Given instruction -
Tally every line of the listing where the string "heights" is found, and state the total alone.

·····

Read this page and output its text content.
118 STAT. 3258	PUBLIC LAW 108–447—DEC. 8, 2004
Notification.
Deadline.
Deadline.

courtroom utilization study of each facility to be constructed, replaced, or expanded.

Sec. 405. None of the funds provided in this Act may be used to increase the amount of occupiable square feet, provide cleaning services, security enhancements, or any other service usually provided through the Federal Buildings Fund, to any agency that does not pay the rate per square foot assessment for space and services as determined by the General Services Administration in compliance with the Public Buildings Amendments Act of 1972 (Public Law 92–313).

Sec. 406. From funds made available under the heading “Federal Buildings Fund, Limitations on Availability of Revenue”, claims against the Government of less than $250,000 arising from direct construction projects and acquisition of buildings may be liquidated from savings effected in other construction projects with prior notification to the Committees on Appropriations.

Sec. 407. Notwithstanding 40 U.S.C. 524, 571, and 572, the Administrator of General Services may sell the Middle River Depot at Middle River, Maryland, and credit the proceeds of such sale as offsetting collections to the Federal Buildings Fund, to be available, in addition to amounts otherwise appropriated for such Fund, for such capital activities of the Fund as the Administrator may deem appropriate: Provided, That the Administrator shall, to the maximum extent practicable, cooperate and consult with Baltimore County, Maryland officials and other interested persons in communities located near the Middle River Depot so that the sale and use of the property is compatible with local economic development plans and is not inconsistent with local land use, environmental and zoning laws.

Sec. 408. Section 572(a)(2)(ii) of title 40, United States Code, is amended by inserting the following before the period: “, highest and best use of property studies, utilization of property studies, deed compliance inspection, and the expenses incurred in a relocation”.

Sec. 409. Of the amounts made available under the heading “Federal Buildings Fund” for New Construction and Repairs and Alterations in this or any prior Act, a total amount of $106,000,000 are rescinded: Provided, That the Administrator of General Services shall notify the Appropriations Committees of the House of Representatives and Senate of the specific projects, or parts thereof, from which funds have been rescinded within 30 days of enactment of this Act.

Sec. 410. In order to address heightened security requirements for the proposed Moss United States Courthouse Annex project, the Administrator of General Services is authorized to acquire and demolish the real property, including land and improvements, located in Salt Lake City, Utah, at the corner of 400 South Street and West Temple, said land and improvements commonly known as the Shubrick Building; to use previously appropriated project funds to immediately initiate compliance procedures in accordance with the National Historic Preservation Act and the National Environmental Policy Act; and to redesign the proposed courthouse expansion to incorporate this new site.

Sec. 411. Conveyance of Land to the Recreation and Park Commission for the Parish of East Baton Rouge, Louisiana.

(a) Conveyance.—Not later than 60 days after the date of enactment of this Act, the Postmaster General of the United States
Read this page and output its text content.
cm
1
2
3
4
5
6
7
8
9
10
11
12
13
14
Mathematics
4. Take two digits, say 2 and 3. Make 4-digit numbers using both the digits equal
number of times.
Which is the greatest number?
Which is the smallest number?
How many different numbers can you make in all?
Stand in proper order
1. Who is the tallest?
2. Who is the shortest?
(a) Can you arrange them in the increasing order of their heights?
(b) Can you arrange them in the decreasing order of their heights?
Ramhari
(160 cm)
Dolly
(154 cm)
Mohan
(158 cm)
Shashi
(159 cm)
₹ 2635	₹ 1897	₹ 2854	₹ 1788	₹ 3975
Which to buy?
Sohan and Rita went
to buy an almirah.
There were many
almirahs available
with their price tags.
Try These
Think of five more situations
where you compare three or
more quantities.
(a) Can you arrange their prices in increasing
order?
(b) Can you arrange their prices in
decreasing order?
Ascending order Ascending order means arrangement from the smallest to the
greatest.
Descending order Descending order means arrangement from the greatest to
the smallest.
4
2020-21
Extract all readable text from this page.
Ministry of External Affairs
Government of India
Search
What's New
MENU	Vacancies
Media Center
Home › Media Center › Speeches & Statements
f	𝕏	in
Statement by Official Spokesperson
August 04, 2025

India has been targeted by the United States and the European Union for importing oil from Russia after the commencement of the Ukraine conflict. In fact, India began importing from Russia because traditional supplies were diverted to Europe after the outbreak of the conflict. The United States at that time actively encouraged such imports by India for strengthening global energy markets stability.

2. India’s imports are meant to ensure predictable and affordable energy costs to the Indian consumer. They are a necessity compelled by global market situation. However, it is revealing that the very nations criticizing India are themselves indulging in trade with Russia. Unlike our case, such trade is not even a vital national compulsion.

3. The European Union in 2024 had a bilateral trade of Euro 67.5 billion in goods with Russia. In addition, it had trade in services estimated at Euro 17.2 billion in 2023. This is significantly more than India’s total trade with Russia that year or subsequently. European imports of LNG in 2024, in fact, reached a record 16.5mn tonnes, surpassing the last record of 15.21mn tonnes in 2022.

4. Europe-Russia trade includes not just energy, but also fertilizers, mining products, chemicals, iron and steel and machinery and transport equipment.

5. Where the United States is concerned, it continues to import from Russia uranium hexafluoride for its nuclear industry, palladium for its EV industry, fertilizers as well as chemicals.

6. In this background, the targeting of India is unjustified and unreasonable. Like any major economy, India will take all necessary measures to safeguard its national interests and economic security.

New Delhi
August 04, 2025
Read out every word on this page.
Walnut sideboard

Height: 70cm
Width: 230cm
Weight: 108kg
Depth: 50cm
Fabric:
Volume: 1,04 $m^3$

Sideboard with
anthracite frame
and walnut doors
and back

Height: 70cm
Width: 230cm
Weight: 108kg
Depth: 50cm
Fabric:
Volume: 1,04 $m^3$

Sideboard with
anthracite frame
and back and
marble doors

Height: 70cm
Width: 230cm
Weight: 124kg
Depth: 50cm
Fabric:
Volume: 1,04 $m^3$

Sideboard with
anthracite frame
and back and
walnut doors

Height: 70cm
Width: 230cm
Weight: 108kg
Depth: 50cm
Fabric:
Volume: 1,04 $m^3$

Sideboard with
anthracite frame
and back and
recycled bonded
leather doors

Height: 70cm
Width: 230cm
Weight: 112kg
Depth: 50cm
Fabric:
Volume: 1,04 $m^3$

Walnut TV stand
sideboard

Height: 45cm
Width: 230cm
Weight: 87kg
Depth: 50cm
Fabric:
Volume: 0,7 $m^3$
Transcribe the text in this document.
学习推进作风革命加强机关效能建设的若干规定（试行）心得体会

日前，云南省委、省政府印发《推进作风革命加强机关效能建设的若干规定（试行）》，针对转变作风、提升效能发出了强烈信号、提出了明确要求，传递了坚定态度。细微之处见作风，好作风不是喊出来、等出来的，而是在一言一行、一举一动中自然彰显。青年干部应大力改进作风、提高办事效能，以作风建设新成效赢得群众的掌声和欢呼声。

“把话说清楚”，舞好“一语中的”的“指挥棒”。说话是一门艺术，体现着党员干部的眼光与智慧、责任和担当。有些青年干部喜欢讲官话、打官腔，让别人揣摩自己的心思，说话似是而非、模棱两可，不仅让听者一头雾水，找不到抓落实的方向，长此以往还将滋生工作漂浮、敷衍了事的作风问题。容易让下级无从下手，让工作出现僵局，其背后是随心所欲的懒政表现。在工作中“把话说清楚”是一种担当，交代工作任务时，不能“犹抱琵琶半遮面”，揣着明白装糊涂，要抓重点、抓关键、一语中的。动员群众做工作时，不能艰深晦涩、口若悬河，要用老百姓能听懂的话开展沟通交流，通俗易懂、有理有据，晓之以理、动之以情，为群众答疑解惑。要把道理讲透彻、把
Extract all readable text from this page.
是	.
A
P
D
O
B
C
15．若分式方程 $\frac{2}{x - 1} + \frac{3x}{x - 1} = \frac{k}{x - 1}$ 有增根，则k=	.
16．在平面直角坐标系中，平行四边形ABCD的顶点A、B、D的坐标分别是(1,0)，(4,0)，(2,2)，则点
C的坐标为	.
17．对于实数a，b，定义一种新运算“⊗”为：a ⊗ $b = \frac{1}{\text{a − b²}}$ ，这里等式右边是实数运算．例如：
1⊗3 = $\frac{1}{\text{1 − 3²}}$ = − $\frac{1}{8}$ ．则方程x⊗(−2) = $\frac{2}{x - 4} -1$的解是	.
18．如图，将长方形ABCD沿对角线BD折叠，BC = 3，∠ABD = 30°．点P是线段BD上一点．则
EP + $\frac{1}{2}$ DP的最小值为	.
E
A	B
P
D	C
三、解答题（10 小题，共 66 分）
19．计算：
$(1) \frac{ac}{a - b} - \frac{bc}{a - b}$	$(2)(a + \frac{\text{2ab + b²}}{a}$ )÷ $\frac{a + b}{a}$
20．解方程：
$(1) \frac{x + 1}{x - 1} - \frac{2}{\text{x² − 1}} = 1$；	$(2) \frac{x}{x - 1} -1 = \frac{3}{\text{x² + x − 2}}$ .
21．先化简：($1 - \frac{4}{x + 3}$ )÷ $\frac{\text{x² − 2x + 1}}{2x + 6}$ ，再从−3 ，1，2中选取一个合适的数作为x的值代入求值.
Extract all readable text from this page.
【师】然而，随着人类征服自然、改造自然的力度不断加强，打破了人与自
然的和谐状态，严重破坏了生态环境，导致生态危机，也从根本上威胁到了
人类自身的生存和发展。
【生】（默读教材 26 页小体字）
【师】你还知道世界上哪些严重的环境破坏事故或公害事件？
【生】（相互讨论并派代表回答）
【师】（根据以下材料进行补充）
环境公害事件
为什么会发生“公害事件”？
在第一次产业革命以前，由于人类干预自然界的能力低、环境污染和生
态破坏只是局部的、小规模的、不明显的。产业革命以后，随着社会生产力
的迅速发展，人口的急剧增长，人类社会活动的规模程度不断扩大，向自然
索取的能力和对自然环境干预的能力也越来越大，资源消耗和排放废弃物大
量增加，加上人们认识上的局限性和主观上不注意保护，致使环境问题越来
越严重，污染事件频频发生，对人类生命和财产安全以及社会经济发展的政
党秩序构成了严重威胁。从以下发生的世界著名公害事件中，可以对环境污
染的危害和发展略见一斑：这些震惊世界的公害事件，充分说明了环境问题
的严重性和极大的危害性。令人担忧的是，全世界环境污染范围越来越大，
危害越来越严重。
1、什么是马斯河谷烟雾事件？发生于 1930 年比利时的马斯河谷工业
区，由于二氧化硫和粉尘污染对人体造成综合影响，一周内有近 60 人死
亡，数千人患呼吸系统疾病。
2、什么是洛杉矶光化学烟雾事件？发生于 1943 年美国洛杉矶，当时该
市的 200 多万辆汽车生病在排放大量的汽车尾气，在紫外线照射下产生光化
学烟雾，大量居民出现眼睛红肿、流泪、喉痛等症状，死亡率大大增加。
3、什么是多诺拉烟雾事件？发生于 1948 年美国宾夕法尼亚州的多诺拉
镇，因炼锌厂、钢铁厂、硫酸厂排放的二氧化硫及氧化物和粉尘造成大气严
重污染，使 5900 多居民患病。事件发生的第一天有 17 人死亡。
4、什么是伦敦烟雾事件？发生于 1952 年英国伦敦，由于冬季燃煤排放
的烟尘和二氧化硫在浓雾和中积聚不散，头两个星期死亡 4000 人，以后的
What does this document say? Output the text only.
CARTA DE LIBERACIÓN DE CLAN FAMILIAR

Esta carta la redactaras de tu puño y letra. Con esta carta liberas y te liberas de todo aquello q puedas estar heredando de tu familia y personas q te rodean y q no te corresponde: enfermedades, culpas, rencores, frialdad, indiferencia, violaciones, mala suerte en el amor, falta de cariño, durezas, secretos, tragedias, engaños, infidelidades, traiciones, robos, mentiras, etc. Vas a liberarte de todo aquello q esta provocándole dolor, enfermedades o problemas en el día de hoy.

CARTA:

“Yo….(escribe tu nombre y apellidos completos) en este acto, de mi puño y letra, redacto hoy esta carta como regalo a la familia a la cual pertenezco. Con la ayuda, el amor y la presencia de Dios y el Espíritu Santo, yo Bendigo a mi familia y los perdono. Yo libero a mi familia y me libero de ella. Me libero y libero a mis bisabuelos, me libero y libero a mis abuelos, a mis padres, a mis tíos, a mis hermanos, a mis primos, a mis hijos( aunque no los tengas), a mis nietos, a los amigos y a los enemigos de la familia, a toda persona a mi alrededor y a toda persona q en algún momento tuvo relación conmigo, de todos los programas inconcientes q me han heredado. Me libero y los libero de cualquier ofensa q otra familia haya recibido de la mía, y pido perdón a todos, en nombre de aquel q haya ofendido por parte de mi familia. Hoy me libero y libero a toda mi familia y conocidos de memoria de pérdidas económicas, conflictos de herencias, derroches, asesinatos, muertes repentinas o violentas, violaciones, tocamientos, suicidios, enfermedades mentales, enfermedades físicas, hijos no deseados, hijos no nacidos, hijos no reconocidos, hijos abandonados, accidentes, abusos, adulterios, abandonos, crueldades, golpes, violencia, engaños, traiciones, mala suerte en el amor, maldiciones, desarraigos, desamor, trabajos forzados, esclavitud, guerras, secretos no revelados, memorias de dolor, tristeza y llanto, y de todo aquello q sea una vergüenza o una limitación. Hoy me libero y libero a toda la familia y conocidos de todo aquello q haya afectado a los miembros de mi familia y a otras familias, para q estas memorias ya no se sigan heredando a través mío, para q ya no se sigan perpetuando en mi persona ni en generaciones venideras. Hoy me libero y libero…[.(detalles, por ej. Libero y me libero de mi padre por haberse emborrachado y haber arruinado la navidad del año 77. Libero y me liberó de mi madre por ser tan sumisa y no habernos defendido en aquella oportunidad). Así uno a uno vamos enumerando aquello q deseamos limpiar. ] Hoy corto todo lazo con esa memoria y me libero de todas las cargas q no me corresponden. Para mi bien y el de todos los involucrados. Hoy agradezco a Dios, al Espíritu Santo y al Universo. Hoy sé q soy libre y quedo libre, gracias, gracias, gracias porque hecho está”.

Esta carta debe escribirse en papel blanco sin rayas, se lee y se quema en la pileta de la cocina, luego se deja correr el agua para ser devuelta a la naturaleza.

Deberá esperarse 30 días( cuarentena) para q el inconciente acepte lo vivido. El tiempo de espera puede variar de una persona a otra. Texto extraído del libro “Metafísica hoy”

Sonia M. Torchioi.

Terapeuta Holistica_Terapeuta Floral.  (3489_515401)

·····

Worked solution -
2